Required work - Filter the records below down to lines containing "using".

Provided records -
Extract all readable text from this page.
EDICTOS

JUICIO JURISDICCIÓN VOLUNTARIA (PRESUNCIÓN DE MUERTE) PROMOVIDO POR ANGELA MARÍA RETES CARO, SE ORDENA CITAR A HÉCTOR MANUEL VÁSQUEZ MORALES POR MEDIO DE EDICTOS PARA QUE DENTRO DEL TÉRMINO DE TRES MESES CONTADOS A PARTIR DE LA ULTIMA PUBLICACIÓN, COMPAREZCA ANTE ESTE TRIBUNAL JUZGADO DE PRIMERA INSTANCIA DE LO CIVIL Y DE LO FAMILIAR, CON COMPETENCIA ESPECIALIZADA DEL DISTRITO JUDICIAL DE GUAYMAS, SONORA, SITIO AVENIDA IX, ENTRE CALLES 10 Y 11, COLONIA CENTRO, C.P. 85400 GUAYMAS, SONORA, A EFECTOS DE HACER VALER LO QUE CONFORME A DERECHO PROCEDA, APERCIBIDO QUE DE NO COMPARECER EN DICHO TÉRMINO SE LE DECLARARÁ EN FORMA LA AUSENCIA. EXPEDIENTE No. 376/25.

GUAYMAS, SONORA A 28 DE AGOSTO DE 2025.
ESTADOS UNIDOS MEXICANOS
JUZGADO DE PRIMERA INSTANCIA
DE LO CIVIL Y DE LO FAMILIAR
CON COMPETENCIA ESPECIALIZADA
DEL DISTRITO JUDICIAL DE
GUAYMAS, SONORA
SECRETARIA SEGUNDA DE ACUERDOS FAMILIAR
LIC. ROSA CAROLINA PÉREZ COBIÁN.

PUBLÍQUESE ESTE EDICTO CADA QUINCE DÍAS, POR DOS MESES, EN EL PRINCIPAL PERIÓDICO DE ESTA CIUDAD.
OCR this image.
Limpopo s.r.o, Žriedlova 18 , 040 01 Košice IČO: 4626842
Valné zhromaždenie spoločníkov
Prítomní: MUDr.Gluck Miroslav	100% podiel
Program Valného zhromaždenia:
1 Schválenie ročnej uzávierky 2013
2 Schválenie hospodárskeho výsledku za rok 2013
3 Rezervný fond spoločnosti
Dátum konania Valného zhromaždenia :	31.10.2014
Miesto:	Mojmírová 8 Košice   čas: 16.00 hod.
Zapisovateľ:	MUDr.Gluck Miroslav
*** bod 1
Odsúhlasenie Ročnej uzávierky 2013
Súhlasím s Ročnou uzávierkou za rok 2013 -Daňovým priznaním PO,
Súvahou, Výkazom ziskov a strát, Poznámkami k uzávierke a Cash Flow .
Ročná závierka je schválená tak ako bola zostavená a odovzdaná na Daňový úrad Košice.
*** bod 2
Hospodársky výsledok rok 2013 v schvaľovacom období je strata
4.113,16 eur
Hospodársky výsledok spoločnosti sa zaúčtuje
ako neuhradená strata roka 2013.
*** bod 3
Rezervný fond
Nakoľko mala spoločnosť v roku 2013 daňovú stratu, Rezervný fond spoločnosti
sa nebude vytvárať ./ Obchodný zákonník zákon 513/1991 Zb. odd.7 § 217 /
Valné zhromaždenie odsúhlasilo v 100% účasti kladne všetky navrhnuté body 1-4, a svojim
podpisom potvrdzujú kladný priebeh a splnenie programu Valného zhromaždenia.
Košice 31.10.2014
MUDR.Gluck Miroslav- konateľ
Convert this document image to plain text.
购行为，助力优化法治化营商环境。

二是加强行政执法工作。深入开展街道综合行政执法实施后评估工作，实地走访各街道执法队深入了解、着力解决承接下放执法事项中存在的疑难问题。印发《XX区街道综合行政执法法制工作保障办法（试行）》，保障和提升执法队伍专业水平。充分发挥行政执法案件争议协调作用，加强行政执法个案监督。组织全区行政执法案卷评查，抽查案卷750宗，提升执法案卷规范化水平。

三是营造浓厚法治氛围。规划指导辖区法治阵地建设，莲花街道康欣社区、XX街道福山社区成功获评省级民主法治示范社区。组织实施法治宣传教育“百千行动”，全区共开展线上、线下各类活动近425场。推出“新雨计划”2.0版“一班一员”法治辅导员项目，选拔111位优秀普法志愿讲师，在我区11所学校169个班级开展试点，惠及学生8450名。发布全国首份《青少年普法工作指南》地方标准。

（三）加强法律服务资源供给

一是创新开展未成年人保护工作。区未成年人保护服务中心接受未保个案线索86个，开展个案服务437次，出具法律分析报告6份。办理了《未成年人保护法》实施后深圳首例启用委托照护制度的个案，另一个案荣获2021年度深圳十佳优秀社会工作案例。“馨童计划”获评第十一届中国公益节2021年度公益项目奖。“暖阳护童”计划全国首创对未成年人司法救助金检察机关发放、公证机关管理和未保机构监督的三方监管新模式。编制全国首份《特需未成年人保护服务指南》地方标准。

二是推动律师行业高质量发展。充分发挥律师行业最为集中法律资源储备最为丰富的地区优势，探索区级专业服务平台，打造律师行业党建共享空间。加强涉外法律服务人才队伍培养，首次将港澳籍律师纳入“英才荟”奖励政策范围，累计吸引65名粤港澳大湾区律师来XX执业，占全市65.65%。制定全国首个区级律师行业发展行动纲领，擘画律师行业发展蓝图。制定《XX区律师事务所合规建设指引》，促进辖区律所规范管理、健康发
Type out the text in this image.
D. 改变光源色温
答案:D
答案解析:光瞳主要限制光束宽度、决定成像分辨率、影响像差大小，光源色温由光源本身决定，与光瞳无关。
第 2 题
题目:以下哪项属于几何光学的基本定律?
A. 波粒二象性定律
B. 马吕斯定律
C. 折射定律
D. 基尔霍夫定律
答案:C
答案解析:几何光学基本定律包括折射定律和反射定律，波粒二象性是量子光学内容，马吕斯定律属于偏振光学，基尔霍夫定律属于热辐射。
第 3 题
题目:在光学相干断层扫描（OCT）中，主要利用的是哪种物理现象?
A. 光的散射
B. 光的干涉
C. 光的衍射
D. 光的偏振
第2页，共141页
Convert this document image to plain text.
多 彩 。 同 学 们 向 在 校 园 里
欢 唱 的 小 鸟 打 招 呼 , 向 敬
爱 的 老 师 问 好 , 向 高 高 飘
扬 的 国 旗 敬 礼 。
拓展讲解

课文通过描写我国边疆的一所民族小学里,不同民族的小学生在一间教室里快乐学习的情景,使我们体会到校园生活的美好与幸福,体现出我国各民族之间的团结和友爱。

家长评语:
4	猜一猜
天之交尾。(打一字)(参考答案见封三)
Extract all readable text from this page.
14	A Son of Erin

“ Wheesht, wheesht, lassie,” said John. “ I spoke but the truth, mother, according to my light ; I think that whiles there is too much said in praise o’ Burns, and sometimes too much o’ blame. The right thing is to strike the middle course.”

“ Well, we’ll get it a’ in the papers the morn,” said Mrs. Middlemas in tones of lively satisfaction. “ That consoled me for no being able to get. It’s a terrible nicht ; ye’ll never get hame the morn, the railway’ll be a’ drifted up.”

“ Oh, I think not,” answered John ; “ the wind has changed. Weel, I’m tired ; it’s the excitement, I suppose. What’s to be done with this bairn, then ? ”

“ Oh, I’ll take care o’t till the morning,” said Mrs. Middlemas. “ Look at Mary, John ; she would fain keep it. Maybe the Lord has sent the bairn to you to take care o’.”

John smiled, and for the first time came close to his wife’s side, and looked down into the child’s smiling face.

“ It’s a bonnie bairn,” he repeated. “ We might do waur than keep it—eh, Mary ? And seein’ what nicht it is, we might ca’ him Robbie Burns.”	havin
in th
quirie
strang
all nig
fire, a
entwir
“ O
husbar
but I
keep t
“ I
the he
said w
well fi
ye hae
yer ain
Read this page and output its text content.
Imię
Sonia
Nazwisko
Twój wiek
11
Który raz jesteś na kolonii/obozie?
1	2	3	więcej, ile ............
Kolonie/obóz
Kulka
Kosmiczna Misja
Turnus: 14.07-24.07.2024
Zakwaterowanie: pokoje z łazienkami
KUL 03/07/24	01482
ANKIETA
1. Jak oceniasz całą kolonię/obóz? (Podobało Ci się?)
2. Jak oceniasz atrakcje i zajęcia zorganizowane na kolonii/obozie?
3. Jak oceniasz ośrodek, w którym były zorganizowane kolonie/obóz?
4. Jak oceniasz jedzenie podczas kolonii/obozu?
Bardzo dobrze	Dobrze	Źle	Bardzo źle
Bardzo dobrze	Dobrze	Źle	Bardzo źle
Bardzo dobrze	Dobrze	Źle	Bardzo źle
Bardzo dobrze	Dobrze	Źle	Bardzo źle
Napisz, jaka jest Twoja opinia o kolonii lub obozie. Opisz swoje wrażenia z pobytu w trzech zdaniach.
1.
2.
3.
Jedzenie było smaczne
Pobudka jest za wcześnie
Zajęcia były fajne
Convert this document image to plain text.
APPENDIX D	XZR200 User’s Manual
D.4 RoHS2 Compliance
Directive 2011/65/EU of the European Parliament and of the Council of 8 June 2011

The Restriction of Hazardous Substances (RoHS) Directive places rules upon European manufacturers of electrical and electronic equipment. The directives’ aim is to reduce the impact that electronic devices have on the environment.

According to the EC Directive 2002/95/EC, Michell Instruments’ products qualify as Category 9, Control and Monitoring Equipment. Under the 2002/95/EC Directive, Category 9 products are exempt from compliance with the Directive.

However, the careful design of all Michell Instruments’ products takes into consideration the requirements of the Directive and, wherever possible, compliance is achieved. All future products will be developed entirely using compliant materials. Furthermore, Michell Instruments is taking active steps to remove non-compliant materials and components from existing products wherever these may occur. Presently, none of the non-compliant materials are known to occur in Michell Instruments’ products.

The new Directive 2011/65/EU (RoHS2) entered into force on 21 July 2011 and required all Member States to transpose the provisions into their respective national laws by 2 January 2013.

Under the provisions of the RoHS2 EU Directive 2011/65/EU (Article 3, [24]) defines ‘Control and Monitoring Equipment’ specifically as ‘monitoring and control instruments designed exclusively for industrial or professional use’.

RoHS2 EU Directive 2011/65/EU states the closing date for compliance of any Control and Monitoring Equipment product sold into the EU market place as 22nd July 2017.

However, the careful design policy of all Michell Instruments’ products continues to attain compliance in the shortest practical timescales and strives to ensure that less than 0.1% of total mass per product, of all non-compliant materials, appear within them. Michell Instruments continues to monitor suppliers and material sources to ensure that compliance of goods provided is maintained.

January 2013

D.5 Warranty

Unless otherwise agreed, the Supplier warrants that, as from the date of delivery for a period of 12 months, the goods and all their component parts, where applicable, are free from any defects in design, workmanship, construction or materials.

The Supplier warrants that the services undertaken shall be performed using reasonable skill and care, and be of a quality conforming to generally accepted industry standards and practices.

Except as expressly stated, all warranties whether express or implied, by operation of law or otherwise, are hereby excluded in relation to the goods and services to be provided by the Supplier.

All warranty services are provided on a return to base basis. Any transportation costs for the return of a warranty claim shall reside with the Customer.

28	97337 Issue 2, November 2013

Completed task -
However, the careful design of all Michell Instruments’ products takes into consideration the requirements of the Directive and, wherever possible, compliance is achieved. All future products will be developed entirely using compliant materials. Furthermore, Michell Instruments is taking active steps to remove non-compliant materials and components from existing products wherever these may occur. Presently, none of the non-compliant materials are known to occur in Michell Instruments’ products.
The Supplier warrants that the services undertaken shall be performed using reasonable skill and care, and be of a quality conforming to generally accepted industry standards and practices.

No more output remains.